::: DATA EXCERPTS :::

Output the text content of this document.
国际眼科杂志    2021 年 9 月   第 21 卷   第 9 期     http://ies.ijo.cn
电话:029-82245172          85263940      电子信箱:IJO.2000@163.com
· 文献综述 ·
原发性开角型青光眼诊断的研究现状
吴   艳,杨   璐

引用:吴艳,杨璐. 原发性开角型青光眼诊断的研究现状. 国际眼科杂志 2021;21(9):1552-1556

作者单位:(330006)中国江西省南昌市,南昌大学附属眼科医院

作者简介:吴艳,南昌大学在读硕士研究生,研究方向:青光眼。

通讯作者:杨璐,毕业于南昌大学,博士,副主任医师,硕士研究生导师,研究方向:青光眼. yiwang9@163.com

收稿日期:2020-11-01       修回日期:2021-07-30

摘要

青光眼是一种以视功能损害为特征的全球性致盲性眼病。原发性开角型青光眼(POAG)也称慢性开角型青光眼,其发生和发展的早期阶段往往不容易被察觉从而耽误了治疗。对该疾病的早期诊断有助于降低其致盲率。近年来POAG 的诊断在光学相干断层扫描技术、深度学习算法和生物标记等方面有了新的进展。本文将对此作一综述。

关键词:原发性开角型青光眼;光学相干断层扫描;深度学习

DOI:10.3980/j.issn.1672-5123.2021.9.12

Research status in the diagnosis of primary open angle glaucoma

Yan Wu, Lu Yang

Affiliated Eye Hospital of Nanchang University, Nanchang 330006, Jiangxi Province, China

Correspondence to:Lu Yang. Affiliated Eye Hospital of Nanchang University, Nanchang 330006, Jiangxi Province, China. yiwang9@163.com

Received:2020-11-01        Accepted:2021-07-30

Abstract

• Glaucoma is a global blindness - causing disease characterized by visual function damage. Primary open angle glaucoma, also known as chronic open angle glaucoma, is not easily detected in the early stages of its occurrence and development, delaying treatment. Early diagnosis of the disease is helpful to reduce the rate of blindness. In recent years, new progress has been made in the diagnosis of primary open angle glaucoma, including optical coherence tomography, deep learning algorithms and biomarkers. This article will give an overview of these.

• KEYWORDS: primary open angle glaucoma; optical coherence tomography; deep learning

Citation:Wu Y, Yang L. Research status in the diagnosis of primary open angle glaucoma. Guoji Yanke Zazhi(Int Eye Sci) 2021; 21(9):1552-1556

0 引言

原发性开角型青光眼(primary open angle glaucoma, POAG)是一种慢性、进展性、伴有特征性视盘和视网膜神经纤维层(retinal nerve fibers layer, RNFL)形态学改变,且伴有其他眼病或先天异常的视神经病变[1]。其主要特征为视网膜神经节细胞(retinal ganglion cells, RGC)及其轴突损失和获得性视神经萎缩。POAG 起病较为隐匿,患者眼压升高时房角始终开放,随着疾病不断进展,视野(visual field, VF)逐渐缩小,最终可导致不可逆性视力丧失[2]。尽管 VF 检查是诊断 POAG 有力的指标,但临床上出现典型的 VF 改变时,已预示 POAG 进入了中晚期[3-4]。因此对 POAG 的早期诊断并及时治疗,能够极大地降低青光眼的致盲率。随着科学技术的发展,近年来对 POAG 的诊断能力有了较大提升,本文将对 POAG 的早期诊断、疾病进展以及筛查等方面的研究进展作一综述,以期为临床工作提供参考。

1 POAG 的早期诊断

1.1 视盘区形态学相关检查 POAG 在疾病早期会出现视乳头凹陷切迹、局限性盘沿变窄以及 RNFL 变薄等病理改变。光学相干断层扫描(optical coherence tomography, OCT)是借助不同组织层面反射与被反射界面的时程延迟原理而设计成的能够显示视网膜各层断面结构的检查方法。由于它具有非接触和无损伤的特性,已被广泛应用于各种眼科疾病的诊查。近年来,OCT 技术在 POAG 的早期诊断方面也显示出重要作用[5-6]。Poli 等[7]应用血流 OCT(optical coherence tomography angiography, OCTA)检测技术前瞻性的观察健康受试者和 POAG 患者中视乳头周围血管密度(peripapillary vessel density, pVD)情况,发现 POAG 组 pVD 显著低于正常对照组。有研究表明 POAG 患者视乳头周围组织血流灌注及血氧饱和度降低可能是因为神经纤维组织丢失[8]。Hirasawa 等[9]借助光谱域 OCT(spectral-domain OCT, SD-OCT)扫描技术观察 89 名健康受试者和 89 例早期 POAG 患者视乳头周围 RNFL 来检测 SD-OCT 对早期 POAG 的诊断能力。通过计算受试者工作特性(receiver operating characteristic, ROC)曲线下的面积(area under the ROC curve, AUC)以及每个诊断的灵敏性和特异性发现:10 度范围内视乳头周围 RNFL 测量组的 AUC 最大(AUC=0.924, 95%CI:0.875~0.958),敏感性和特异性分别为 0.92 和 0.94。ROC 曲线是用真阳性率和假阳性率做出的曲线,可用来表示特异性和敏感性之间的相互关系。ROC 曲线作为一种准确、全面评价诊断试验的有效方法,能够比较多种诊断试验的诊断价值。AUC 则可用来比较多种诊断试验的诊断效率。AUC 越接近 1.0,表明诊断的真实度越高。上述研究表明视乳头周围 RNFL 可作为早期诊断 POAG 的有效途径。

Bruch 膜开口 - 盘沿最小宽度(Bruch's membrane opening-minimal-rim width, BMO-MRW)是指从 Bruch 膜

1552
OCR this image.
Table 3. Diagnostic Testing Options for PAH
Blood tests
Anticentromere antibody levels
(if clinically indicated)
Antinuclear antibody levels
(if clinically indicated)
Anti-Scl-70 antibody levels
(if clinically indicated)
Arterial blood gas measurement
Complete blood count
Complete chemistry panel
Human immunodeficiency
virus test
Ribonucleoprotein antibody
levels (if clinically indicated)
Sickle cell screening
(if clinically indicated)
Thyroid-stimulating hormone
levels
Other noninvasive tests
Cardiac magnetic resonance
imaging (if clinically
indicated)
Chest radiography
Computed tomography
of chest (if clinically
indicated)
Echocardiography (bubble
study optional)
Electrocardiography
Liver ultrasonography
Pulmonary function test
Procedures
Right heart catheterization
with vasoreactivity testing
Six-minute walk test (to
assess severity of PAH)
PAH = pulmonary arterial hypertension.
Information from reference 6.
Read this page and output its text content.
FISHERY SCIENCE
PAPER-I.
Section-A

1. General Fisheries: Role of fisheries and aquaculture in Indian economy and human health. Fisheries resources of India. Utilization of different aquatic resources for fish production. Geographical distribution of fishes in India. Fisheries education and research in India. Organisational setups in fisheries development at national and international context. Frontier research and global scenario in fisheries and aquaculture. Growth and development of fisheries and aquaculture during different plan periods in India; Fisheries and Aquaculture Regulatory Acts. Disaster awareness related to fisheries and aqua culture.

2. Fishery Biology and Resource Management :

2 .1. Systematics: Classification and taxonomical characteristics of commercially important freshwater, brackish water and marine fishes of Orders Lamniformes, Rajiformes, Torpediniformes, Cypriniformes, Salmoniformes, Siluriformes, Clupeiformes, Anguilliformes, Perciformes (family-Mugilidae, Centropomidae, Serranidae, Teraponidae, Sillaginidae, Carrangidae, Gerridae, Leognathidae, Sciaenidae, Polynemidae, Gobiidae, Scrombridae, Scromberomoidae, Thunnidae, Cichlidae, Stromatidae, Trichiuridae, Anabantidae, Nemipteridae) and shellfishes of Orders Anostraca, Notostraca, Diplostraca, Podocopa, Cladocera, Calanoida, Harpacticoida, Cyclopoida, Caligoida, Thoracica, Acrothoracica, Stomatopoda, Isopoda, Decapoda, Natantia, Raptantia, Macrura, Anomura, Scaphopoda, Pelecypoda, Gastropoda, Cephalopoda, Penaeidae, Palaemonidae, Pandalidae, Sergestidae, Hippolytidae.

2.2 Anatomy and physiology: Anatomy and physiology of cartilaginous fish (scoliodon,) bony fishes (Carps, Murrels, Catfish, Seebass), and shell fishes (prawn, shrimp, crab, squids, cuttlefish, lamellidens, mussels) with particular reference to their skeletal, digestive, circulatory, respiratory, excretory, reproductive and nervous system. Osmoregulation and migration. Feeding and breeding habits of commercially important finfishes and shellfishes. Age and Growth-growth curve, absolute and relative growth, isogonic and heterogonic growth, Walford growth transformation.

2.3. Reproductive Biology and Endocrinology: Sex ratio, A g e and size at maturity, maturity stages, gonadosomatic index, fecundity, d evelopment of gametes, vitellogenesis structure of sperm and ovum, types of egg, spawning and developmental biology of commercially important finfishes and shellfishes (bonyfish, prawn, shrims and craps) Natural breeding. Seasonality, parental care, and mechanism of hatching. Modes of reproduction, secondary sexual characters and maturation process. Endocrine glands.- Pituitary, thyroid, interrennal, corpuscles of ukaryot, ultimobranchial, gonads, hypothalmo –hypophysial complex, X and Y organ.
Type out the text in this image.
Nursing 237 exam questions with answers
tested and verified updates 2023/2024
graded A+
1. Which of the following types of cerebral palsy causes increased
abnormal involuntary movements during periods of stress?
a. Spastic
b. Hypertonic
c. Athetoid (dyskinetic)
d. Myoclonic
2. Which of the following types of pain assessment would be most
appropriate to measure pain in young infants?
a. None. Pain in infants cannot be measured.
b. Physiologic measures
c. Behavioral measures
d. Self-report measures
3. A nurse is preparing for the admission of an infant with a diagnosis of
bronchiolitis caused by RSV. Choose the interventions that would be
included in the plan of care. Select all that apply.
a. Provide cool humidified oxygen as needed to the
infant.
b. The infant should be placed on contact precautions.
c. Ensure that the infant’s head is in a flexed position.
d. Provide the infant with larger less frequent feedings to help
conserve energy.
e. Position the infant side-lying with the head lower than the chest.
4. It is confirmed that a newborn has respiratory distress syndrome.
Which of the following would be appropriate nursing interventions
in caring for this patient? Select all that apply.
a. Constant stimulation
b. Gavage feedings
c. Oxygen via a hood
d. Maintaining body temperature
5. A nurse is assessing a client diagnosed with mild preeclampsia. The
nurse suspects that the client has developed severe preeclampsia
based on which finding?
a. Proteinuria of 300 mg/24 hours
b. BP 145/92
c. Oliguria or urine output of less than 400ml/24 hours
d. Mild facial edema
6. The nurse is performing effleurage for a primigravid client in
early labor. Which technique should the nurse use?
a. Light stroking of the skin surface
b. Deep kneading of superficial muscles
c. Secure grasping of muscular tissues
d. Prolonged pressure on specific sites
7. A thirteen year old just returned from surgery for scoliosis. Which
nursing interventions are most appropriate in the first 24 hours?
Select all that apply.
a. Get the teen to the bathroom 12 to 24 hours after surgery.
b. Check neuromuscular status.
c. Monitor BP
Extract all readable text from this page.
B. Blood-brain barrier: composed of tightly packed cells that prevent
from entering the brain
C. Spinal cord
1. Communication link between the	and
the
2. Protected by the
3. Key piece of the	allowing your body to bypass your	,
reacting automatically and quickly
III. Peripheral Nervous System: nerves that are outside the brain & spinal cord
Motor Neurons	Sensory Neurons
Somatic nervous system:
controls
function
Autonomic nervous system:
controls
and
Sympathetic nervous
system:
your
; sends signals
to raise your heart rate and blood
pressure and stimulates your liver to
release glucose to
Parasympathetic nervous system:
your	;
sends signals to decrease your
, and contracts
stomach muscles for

:::

→ EXERCISE REQUIREMENTS: Filter the entries down to the lines containing "muscles". Copy each of those lines.

→ EXERCISE SOLUTION:
b. Deep kneading of superficial muscles
stomach muscles for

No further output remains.